## [Short exercise]
Filter out everything except lines holding "était".

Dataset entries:
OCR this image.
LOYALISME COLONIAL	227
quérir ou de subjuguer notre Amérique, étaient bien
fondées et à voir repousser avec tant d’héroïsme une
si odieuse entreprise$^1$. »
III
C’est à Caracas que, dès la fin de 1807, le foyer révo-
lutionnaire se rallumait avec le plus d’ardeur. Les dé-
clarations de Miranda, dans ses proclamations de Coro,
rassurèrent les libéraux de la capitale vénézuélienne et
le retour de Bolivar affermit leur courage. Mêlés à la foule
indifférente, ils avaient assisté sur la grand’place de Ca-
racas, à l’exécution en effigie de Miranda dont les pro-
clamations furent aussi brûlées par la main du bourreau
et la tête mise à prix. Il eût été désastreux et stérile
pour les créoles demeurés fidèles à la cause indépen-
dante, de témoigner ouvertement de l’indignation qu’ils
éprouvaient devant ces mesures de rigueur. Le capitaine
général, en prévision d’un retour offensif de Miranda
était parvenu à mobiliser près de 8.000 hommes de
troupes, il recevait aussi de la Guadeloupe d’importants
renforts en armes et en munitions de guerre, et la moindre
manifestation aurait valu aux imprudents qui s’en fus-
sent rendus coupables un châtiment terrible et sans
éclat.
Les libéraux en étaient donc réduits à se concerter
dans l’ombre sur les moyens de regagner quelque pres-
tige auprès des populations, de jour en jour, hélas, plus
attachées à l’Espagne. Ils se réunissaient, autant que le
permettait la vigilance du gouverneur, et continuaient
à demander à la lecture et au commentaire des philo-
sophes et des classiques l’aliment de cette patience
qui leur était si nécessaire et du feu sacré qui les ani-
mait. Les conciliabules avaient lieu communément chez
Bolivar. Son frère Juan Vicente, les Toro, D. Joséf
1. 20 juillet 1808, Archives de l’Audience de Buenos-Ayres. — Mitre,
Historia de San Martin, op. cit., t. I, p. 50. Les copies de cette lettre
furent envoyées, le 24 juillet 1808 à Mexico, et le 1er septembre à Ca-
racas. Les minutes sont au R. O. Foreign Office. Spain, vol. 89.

## [Exercise output]
était parvenu à mobiliser près de 8.000 hommes de
qui leur était si nécessaire et du feu sacré qui les ani-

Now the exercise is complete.